◆ **Task description**
Find the lines below that contain the string "Total". Copy each one.

BEGIN Input records

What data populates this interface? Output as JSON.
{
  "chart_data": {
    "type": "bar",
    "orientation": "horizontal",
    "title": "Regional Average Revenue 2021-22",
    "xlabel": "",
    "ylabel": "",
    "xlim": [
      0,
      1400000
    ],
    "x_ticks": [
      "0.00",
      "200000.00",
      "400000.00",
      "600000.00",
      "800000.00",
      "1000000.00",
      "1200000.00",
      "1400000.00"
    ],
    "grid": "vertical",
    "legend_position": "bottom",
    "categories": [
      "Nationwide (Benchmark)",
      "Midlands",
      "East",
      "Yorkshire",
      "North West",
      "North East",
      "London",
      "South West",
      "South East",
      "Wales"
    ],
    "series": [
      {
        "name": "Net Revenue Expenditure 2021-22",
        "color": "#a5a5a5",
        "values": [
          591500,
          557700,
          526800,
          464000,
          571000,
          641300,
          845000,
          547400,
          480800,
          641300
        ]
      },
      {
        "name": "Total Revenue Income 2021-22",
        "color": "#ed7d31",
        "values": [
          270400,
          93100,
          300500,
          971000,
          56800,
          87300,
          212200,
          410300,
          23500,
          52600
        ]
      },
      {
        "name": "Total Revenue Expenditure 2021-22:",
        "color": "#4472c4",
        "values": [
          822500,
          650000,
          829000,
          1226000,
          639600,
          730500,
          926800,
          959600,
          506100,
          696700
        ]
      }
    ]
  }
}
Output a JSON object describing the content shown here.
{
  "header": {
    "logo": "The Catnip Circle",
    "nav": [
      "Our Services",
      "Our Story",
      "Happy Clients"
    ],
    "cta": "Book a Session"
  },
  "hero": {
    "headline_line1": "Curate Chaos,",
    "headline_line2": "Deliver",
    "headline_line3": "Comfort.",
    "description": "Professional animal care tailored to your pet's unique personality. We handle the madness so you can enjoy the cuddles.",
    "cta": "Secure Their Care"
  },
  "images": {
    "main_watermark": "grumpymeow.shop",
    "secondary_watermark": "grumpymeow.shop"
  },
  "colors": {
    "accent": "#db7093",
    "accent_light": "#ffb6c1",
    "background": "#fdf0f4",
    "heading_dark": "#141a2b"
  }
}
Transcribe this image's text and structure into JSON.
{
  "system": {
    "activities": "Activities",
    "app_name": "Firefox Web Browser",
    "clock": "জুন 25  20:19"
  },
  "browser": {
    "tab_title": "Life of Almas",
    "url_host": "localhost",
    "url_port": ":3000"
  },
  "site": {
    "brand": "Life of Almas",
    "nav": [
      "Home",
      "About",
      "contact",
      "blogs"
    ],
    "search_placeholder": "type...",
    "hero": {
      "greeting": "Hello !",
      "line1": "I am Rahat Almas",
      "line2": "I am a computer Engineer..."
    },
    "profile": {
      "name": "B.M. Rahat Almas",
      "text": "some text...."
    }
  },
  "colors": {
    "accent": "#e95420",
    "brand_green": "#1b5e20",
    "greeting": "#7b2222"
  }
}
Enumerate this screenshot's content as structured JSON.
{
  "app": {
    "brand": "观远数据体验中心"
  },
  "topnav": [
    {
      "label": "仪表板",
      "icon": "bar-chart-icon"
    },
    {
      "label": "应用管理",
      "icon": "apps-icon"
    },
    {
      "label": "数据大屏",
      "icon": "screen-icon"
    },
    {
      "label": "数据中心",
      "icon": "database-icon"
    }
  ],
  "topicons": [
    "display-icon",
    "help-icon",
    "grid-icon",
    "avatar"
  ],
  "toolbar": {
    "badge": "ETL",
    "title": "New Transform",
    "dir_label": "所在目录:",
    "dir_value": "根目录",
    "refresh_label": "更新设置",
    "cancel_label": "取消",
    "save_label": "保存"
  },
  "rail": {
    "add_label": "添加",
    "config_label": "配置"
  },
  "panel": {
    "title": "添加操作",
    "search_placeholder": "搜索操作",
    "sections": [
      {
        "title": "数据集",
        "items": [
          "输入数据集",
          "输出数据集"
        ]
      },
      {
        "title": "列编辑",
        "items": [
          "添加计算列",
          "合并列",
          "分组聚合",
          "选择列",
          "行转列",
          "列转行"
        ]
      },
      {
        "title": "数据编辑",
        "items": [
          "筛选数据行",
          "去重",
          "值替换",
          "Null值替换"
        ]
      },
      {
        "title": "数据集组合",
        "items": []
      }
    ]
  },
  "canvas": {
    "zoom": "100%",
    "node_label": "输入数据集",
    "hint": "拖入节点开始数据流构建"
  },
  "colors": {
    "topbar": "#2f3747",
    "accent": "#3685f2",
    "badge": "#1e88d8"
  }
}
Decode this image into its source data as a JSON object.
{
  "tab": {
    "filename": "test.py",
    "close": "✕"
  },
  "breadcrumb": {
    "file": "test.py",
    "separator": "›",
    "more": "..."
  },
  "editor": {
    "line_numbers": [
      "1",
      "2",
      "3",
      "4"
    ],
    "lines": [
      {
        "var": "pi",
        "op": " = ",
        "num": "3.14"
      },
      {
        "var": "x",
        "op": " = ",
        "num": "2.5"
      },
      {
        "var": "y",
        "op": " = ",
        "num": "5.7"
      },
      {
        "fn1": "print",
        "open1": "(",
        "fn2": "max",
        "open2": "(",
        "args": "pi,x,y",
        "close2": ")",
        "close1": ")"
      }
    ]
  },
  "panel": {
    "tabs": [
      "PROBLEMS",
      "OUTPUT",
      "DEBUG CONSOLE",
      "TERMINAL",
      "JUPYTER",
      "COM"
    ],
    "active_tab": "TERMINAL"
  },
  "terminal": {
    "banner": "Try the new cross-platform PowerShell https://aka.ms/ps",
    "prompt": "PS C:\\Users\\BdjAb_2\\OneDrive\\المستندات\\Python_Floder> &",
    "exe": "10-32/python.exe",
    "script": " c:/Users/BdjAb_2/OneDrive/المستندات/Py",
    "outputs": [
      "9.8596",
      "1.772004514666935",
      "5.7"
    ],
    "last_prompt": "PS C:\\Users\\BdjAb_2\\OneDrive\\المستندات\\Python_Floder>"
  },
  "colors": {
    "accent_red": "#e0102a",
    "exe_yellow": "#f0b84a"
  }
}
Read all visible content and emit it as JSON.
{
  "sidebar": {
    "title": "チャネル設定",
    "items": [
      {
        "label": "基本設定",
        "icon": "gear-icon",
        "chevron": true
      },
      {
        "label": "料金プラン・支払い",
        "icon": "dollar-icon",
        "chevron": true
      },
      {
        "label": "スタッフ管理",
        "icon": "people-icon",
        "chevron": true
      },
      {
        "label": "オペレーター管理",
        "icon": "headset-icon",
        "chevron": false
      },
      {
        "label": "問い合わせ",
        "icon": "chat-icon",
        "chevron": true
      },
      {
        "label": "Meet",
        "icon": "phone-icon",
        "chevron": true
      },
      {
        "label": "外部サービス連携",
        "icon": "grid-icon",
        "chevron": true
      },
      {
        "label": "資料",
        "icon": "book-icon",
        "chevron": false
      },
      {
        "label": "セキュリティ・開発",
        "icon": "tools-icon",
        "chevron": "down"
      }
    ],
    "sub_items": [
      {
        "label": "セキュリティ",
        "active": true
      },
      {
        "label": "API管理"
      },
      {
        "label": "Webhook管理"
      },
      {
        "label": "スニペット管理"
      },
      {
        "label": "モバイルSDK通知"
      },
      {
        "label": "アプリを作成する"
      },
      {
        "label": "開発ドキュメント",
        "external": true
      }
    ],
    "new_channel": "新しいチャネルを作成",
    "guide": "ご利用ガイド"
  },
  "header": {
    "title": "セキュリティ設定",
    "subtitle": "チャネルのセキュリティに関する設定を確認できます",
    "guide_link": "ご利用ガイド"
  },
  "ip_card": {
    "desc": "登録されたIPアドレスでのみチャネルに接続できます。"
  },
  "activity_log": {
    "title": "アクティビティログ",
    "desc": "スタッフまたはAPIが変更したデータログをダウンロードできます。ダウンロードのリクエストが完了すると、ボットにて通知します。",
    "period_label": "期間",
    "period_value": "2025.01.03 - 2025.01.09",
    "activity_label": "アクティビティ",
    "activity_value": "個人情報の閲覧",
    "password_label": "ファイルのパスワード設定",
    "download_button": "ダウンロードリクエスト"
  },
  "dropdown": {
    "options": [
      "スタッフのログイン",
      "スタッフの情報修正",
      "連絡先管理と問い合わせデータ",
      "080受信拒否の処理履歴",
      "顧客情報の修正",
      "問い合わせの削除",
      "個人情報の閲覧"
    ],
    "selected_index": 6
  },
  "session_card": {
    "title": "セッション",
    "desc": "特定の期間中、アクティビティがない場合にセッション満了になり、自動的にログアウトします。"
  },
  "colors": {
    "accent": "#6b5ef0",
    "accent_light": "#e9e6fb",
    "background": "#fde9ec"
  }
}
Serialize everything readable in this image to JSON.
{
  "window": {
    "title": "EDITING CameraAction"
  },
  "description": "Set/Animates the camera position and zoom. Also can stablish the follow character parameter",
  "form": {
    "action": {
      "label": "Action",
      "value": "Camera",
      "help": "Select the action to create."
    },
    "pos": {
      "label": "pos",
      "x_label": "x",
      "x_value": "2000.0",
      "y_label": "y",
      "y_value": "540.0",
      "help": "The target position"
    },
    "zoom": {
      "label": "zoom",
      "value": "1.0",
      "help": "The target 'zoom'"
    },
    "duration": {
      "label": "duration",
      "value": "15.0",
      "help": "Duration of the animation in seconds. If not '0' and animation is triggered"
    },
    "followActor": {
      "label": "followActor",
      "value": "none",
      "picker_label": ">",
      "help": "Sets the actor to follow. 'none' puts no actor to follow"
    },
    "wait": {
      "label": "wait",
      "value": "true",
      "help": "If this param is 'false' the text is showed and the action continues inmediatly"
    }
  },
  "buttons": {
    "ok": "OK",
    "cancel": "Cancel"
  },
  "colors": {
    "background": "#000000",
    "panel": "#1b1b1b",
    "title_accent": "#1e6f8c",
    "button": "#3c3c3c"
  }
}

END Input records

◆ **Expected answer**
        "name": "Total Revenue Income 2021-22",
        "name": "Total Revenue Expenditure 2021-22:",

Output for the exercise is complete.